— START Recorded information —

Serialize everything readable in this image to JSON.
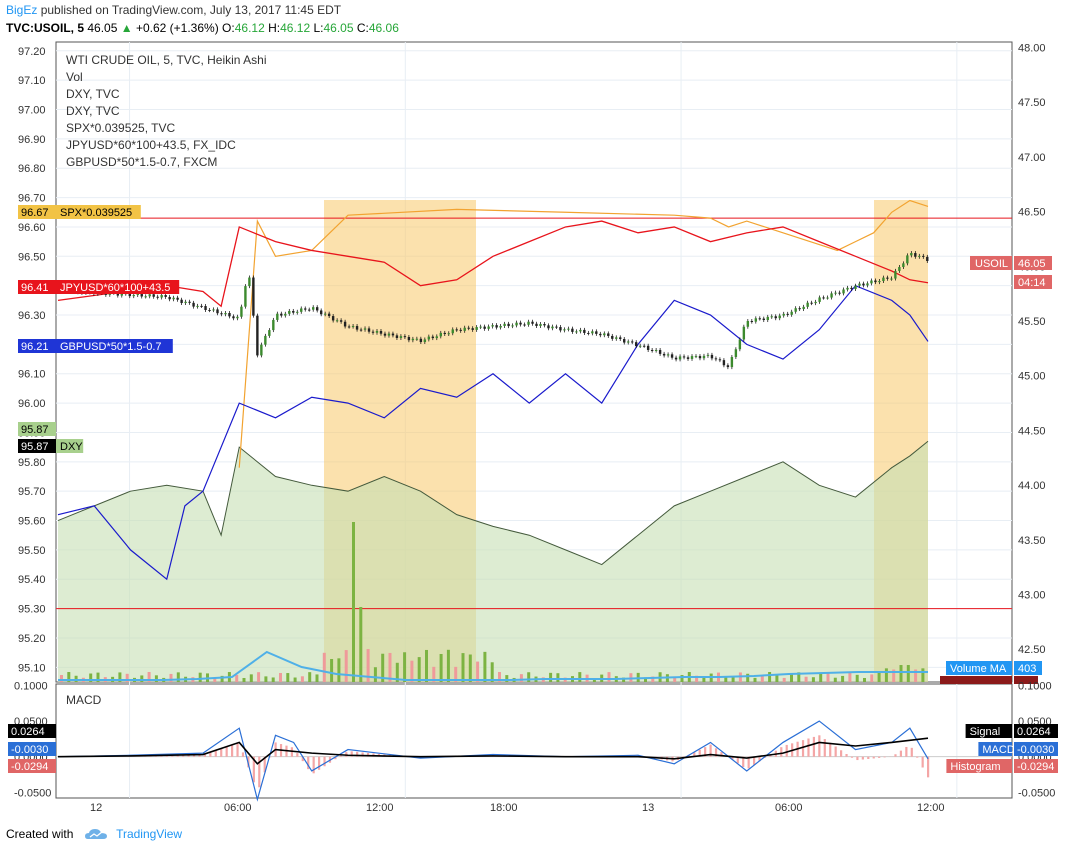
{
  "header": {
    "author": "BigEz",
    "published_text": "published on TradingView.com, July 13, 2017 11:45 EDT",
    "symbol": "TVC:USOIL, 5",
    "last": "46.05",
    "change": "+0.62 (+1.36%)",
    "o_label": "O:",
    "o": "46.12",
    "h_label": "H:",
    "h": "46.12",
    "l_label": "L:",
    "l": "46.05",
    "c_label": "C:",
    "c": "46.06"
  },
  "legend": [
    "WTI CRUDE OIL, 5, TVC, Heikin Ashi",
    "Vol",
    "DXY, TVC",
    "DXY, TVC",
    "SPX*0.039525, TVC",
    "JPYUSD*60*100+43.5, FX_IDC",
    "GBPUSD*50*1.5-0.7, FXCM"
  ],
  "footer": {
    "created_with": "Created with",
    "brand": "TradingView"
  },
  "colors": {
    "oil": "#000000",
    "spx": "#f2a330",
    "jpy": "#e8141c",
    "gbp": "#1a1acc",
    "dxy_fill": "#c6e0b4",
    "dxy_line": "#445a3c",
    "session": "#f7c96a",
    "hline": "#e8141c",
    "vol_up": "#7cb342",
    "vol_down": "#ef9a9a",
    "vol_ma": "#4fb0e8",
    "macd": "#2a6fd6",
    "signal": "#000000",
    "hist": "#f4a6a6"
  },
  "chart_data": [
    {
      "type": "line",
      "title": "WTI CRUDE OIL, 5, TVC, Heikin Ashi",
      "x_ticks": [
        "12",
        "06:00",
        "12:00",
        "18:00",
        "13",
        "06:00",
        "12:00"
      ],
      "left_axis": {
        "ticks": [
          "97.20",
          "97.10",
          "97.00",
          "96.90",
          "96.80",
          "96.70",
          "96.60",
          "96.50",
          "96.40",
          "96.30",
          "96.20",
          "96.10",
          "96.00",
          "95.90",
          "95.80",
          "95.70",
          "95.60",
          "95.50",
          "95.40",
          "95.30",
          "95.20",
          "95.10"
        ],
        "ylim": [
          95.05,
          97.23
        ]
      },
      "right_axis": {
        "ticks": [
          "48.00",
          "47.50",
          "47.00",
          "46.50",
          "46.00",
          "45.50",
          "45.00",
          "44.50",
          "44.00",
          "43.50",
          "43.00",
          "42.50"
        ],
        "ylim": [
          42.2,
          48.05
        ]
      },
      "session_highlights": [
        [
          "10:00",
          "16:00"
        ],
        [
          "10:00",
          "12:00"
        ]
      ],
      "horizontal_lines": [
        96.63,
        95.3
      ],
      "left_tags": [
        {
          "value": "96.67",
          "label": "SPX*0.039525",
          "color": "#f2c345"
        },
        {
          "value": "96.41",
          "label": "JPYUSD*60*100+43.5",
          "color": "#e8141c"
        },
        {
          "value": "96.21",
          "label": "GBPUSD*50*1.5-0.7",
          "color": "#1f35d6"
        },
        {
          "value": "95.87",
          "label": "",
          "color": "#a8d08d"
        },
        {
          "value": "95.87",
          "label": "DXY",
          "color": "#a8d08d"
        }
      ],
      "right_tags": [
        {
          "label": "USOIL",
          "value": "46.05",
          "timer": "04:14",
          "color": "#e06666"
        },
        {
          "label": "Volume MA",
          "value": "403",
          "color": "#2196f3"
        },
        {
          "label": "Volume",
          "value": "",
          "color": "#8b1a1a"
        }
      ],
      "series": [
        {
          "name": "USOIL (Heikin Ashi)",
          "x": [
            0,
            6,
            10,
            10.5,
            11,
            12,
            14,
            16,
            18,
            20,
            22,
            24,
            26,
            28,
            30,
            32,
            34,
            36,
            37,
            38,
            40,
            42,
            44,
            46,
            47,
            48
          ],
          "y": [
            45.78,
            45.72,
            45.52,
            45.98,
            45.2,
            45.55,
            45.62,
            45.45,
            45.38,
            45.32,
            45.42,
            45.45,
            45.48,
            45.42,
            45.38,
            45.28,
            45.16,
            45.18,
            45.08,
            45.5,
            45.55,
            45.7,
            45.82,
            45.9,
            46.12,
            46.06
          ]
        },
        {
          "name": "SPX*0.039525",
          "x": [
            10,
            11,
            12,
            14,
            16,
            22,
            28,
            34,
            36,
            37,
            38,
            40,
            41,
            42,
            43,
            44,
            45,
            46,
            47,
            48
          ],
          "y": [
            95.78,
            96.62,
            96.5,
            96.52,
            96.64,
            96.66,
            96.65,
            96.64,
            96.63,
            96.6,
            96.62,
            96.58,
            96.56,
            96.54,
            96.52,
            96.55,
            96.58,
            96.65,
            96.69,
            96.67
          ]
        },
        {
          "name": "JPYUSD*60*100+43.5",
          "x": [
            0,
            6,
            8,
            9,
            10,
            12,
            14,
            16,
            18,
            20,
            22,
            24,
            26,
            28,
            30,
            32,
            34,
            36,
            38,
            40,
            42,
            44,
            46,
            47,
            48
          ],
          "y": [
            96.35,
            96.4,
            96.38,
            96.33,
            96.6,
            96.55,
            96.52,
            96.5,
            96.48,
            96.4,
            96.42,
            96.5,
            96.55,
            96.6,
            96.62,
            96.58,
            96.6,
            96.55,
            96.58,
            96.6,
            96.55,
            96.5,
            96.45,
            96.42,
            96.41
          ]
        },
        {
          "name": "GBPUSD*50*1.5-0.7",
          "x": [
            0,
            2,
            4,
            6,
            7,
            8,
            10,
            12,
            14,
            16,
            18,
            20,
            22,
            24,
            26,
            28,
            30,
            32,
            34,
            36,
            38,
            40,
            42,
            44,
            46,
            47,
            48
          ],
          "y": [
            95.62,
            95.65,
            95.5,
            95.4,
            95.65,
            95.7,
            96.0,
            95.95,
            96.02,
            96.0,
            95.95,
            96.05,
            96.02,
            96.1,
            96.0,
            96.1,
            96.0,
            96.2,
            96.35,
            96.3,
            96.2,
            96.15,
            96.25,
            96.4,
            96.35,
            96.3,
            96.21
          ]
        },
        {
          "name": "DXY",
          "x": [
            0,
            2,
            4,
            6,
            8,
            9,
            10,
            12,
            14,
            16,
            18,
            20,
            22,
            24,
            26,
            28,
            30,
            32,
            34,
            36,
            38,
            40,
            42,
            44,
            46,
            47,
            48
          ],
          "y": [
            95.6,
            95.65,
            95.7,
            95.72,
            95.7,
            95.55,
            95.85,
            95.75,
            95.72,
            95.7,
            95.75,
            95.7,
            95.62,
            95.58,
            95.55,
            95.5,
            95.45,
            95.55,
            95.65,
            95.7,
            95.75,
            95.8,
            95.72,
            95.68,
            95.78,
            95.82,
            95.87
          ]
        }
      ],
      "volume_ma": [
        0.02,
        0.02,
        0.02,
        0.02,
        0.03,
        0.05,
        0.3,
        0.15,
        0.08,
        0.05,
        0.02,
        0.02,
        0.02,
        0.02,
        0.03,
        0.03,
        0.03,
        0.04,
        0.05,
        0.05,
        0.06,
        0.08,
        0.09,
        0.1,
        0.1,
        0.1
      ]
    },
    {
      "type": "line",
      "title": "MACD",
      "y_ticks": [
        "0.1000",
        "0.0500",
        "0.0000",
        "-0.0500"
      ],
      "ylim": [
        -0.058,
        0.102
      ],
      "left_tags": [
        {
          "value": "0.0264",
          "color": "#000000"
        },
        {
          "value": "-0.0030",
          "color": "#2a6fd6"
        },
        {
          "value": "-0.0294",
          "color": "#e06666"
        }
      ],
      "right_tags": [
        {
          "label": "Signal",
          "value": "0.0264",
          "color": "#000000"
        },
        {
          "label": "MACD",
          "value": "-0.0030",
          "color": "#2a6fd6"
        },
        {
          "label": "Histogram",
          "value": "-0.0294",
          "color": "#e06666"
        }
      ],
      "series": [
        {
          "name": "MACD",
          "x": [
            0,
            4,
            8,
            10,
            11,
            12,
            13,
            14,
            16,
            20,
            24,
            28,
            32,
            34,
            36,
            38,
            40,
            42,
            44,
            46,
            47,
            48
          ],
          "y": [
            0.0,
            0.002,
            0.005,
            0.04,
            -0.06,
            0.03,
            0.02,
            -0.02,
            0.01,
            -0.002,
            0.003,
            0.0,
            0.002,
            -0.01,
            0.02,
            -0.02,
            0.02,
            0.05,
            0.01,
            0.02,
            0.04,
            -0.003
          ]
        },
        {
          "name": "Signal",
          "x": [
            0,
            4,
            8,
            10,
            11,
            12,
            14,
            16,
            20,
            24,
            28,
            32,
            34,
            36,
            38,
            40,
            42,
            44,
            46,
            48
          ],
          "y": [
            0.0,
            0.001,
            0.003,
            0.02,
            -0.01,
            0.01,
            0.005,
            0.002,
            0.0,
            0.001,
            0.0,
            0.0,
            -0.003,
            0.003,
            -0.002,
            0.005,
            0.02,
            0.015,
            0.02,
            0.026
          ]
        }
      ]
    }
  ]
}
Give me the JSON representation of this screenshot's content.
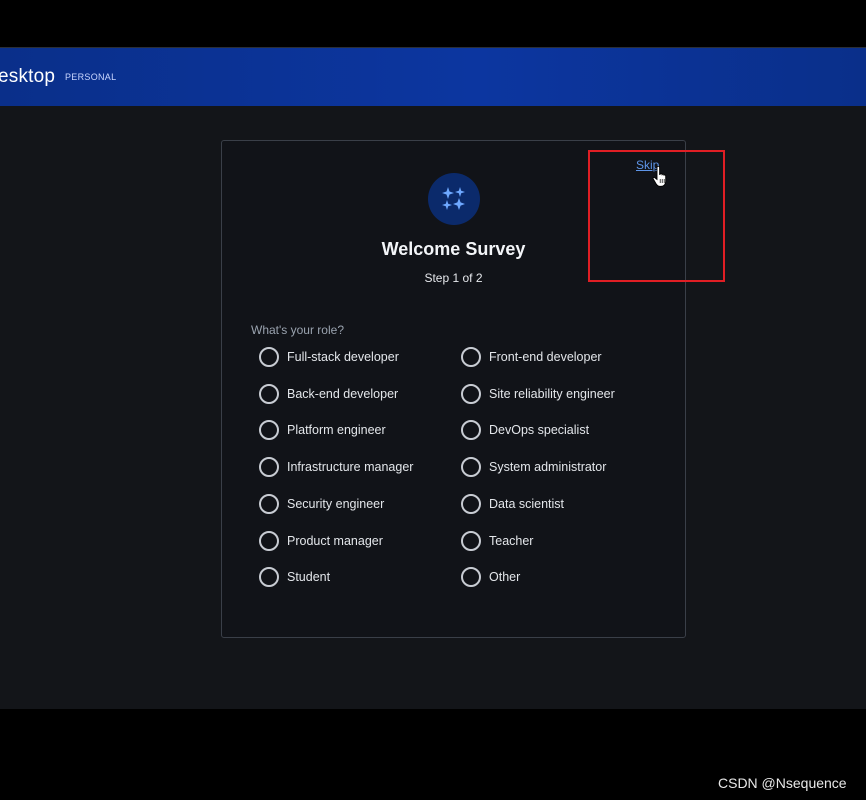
{
  "app": {
    "brand_name": "esktop",
    "brand_badge": "PERSONAL",
    "topbar_color": "#0c36a0"
  },
  "survey": {
    "icon": "sparkles-icon",
    "skip_label": "Skip",
    "title": "Welcome Survey",
    "step": "Step 1 of 2",
    "question": "What's your role?",
    "options_left": [
      "Full-stack developer",
      "Back-end developer",
      "Platform engineer",
      "Infrastructure manager",
      "Security engineer",
      "Product manager",
      "Student"
    ],
    "options_right": [
      "Front-end developer",
      "Site reliability engineer",
      "DevOps specialist",
      "System administrator",
      "Data scientist",
      "Teacher",
      "Other"
    ]
  },
  "annotation": {
    "highlight_color": "#e01e24"
  },
  "watermark": "CSDN @Nsequence"
}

— END Recorded information —

Exercise requirements:
Track down every line of the material containing the string "JSON", and copy it.

Exercise answer:
Serialize everything readable in this image to JSON.
Give me the JSON representation of this screenshot's content.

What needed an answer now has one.